Work instructions :: Below are entries. Pull out all lines containing "part".

** start **

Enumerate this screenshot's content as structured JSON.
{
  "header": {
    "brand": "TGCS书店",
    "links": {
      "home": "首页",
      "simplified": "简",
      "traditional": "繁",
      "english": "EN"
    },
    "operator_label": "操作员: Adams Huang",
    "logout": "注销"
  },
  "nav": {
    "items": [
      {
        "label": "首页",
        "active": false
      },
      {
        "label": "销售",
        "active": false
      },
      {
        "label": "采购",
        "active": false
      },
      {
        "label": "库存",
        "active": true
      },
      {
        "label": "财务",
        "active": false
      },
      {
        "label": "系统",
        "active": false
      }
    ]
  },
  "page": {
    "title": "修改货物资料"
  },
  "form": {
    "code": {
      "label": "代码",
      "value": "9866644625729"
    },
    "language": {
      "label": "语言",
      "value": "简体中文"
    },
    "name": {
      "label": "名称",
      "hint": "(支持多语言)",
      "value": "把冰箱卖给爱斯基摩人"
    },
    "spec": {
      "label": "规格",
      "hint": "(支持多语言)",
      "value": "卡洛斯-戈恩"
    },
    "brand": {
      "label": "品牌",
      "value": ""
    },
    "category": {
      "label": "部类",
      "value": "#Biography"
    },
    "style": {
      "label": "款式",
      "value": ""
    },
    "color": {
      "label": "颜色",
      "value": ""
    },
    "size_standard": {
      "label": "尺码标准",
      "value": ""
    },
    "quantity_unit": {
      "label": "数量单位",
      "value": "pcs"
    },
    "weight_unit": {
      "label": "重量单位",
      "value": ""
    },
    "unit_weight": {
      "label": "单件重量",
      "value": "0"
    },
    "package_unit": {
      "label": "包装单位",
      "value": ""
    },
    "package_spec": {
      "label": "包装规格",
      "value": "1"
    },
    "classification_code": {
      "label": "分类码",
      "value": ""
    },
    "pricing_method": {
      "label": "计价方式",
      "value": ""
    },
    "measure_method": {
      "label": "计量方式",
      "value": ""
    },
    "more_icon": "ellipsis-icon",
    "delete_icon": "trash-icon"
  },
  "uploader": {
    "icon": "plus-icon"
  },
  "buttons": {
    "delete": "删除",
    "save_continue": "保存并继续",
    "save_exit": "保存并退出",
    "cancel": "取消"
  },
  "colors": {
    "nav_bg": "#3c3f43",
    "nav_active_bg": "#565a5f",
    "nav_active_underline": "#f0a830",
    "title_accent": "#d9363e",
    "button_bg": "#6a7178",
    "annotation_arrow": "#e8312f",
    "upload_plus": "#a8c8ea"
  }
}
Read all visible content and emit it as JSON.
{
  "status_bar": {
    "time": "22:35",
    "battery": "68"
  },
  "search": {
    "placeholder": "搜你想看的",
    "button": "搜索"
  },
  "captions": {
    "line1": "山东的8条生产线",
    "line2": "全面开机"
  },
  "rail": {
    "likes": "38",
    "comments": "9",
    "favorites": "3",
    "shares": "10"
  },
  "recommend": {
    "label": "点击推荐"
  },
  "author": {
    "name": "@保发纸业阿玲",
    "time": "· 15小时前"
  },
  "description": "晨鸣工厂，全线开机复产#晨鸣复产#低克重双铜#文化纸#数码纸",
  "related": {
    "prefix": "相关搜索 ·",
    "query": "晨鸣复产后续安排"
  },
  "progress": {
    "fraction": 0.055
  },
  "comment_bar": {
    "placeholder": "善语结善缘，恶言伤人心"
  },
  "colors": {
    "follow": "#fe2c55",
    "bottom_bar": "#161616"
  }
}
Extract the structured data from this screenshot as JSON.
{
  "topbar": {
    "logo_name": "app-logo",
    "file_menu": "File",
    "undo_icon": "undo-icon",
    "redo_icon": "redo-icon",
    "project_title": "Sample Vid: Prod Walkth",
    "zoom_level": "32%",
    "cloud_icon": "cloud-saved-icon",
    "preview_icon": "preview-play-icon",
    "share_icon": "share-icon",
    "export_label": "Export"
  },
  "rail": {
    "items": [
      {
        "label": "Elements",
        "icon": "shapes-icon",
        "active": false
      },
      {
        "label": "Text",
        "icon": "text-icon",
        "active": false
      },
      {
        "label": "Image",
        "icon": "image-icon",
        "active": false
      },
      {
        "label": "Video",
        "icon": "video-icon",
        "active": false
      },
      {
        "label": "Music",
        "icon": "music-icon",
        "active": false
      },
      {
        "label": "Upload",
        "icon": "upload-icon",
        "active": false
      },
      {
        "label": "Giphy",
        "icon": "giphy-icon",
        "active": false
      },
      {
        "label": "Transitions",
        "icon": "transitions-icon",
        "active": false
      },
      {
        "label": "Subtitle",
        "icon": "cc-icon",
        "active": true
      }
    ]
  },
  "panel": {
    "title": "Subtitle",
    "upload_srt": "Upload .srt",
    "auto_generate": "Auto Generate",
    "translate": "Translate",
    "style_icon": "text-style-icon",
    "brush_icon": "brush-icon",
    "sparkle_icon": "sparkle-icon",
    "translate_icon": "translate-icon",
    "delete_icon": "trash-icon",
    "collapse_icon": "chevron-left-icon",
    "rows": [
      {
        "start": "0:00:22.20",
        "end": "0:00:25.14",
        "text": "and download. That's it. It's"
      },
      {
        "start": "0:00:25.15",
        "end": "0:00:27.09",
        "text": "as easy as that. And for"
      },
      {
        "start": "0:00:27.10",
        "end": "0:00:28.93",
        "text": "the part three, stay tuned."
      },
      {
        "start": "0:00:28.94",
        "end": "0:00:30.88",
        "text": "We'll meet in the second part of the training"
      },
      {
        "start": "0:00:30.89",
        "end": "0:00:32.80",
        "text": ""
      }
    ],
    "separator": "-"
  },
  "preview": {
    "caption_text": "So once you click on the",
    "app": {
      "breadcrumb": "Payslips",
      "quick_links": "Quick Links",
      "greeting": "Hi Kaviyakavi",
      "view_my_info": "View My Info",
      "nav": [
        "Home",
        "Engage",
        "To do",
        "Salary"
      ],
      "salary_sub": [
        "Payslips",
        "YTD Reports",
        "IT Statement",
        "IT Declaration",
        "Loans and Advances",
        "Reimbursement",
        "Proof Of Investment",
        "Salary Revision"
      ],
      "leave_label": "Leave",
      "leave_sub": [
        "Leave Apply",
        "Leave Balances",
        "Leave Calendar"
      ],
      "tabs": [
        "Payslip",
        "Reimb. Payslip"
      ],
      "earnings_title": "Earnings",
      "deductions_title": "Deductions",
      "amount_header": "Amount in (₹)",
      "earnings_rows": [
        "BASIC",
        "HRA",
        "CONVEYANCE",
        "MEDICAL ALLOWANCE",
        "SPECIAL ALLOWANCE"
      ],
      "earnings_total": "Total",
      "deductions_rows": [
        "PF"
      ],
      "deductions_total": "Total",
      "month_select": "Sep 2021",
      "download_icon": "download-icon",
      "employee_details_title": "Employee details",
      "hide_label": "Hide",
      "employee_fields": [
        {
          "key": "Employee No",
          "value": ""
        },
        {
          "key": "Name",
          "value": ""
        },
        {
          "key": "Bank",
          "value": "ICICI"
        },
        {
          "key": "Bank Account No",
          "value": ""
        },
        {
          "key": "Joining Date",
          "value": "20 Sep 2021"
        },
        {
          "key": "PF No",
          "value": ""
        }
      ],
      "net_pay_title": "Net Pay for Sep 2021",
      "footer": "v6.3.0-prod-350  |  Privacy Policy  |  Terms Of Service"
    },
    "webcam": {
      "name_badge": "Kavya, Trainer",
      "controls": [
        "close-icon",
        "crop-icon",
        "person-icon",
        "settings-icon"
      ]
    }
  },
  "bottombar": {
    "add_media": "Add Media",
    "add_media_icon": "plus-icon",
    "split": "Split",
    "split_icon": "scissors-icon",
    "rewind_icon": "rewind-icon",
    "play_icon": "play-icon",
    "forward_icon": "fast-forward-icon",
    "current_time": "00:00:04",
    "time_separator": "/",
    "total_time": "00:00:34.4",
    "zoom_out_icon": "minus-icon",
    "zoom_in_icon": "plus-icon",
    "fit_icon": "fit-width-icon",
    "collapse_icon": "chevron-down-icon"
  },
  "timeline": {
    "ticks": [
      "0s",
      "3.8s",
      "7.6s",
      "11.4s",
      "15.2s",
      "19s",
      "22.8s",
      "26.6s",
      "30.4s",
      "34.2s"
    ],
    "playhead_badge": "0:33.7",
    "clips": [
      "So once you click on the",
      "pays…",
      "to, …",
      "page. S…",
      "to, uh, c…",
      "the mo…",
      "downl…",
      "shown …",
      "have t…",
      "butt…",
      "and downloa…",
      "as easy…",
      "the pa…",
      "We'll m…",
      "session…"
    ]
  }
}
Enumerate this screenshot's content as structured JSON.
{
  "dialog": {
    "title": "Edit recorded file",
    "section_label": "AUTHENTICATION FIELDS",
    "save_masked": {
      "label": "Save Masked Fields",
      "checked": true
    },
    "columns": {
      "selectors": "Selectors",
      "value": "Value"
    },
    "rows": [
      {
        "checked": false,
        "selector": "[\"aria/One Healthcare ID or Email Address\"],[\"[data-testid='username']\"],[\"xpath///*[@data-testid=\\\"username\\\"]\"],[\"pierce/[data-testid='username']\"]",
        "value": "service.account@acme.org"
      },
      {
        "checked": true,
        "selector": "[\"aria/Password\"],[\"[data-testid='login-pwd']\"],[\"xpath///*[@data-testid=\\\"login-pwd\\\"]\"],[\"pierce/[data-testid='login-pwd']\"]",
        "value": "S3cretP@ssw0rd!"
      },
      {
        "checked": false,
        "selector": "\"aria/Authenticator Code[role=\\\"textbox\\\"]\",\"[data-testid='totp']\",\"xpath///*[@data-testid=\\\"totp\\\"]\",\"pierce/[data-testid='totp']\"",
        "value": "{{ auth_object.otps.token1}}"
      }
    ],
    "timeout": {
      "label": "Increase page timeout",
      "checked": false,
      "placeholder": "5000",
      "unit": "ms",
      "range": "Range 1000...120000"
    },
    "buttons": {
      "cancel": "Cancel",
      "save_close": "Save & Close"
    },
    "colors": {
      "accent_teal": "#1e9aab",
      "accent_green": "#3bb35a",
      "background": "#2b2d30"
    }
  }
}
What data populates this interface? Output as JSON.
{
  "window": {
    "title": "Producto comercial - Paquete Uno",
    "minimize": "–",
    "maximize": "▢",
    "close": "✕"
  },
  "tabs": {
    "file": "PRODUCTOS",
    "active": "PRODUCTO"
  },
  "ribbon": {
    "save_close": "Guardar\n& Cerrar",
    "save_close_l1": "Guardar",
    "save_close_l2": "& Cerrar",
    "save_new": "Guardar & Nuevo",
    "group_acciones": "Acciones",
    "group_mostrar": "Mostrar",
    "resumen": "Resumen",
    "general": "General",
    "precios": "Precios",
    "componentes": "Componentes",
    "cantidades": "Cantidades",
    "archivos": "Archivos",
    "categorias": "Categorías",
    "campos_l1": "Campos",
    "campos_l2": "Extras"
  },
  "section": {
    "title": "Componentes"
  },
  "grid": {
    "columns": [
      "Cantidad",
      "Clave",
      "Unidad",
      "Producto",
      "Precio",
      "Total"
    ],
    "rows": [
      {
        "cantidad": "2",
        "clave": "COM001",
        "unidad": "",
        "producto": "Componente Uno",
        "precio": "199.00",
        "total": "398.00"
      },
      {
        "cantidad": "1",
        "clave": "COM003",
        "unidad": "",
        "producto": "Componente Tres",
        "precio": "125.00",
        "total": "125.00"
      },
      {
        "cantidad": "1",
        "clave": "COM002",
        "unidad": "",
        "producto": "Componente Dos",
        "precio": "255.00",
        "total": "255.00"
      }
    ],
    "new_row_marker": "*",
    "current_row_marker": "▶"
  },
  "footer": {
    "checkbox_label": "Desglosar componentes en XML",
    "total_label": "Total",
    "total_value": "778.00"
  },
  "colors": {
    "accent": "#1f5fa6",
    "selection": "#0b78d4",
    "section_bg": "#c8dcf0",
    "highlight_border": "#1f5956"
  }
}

** end **

Full solution ::
        "text": "the part three, stay tuned."
        "text": "We'll meet in the second part of the training"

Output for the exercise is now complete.